**Problem**
Find the lines with the string "label" and return them.

[Rows from a dataset]
start

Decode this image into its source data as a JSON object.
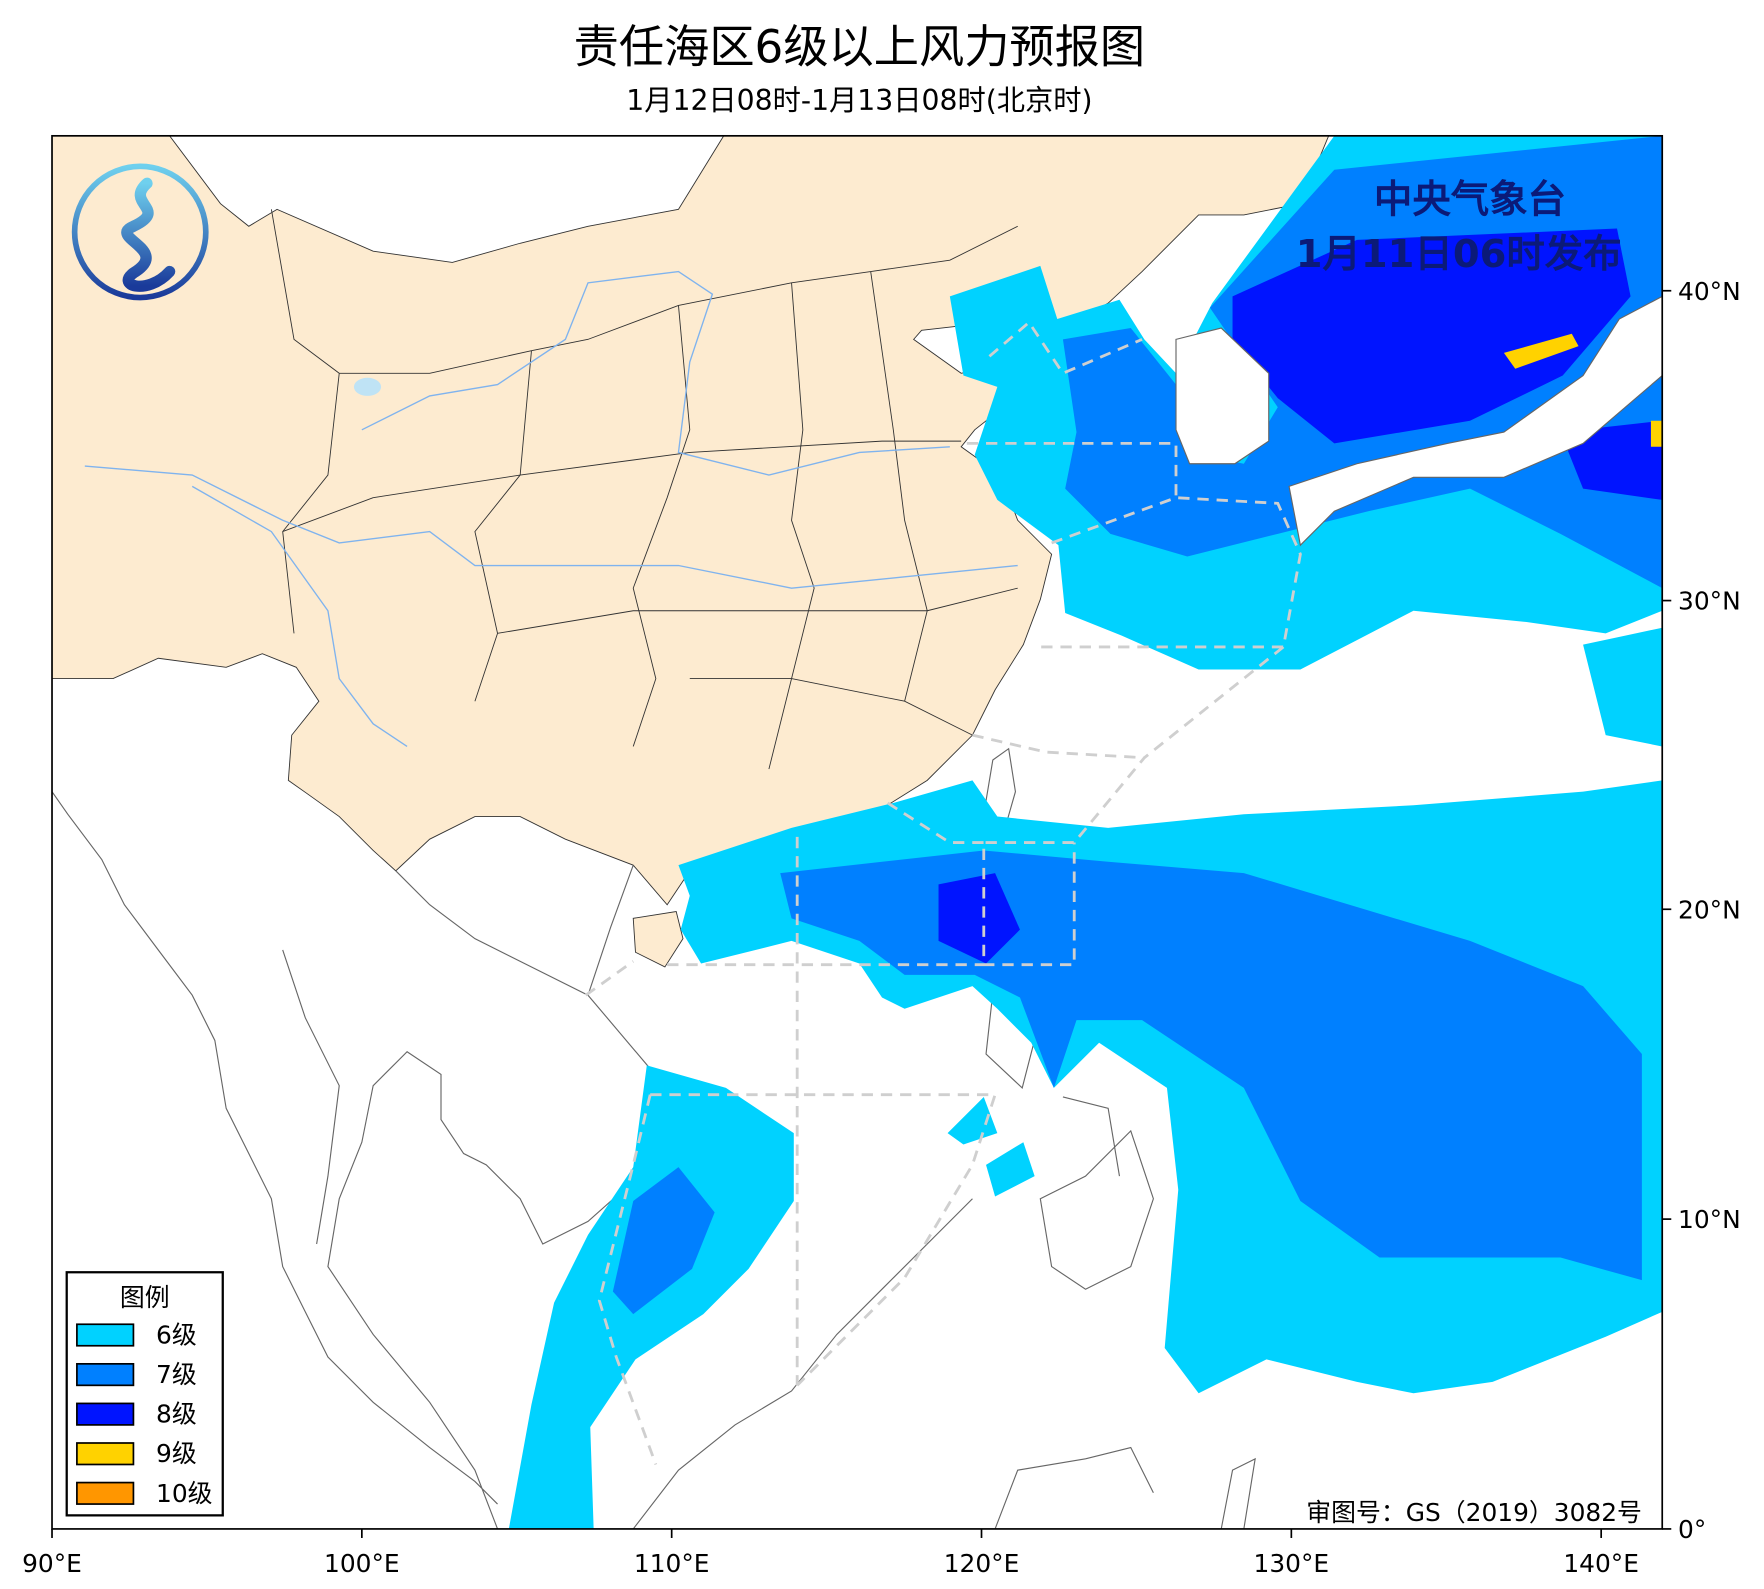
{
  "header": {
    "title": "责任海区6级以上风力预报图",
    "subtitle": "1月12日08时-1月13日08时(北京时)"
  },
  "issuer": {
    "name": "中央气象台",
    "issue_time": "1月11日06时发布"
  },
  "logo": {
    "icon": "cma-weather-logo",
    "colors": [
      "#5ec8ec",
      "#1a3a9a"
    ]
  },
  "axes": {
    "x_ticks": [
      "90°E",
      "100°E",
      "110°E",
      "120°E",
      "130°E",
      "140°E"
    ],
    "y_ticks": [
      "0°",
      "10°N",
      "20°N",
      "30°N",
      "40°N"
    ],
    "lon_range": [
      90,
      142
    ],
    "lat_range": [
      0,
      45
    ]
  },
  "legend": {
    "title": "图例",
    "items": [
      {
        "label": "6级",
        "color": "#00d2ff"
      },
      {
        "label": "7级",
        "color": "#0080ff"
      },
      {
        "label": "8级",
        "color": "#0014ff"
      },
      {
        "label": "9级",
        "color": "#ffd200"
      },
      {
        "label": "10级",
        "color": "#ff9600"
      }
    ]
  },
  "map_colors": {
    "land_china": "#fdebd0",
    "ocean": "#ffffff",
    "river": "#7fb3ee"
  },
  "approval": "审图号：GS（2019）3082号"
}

end

**The completed task**
        "label": "6级",
        "label": "7级",
        "label": "8级",
        "label": "9级",
        "label": "10级",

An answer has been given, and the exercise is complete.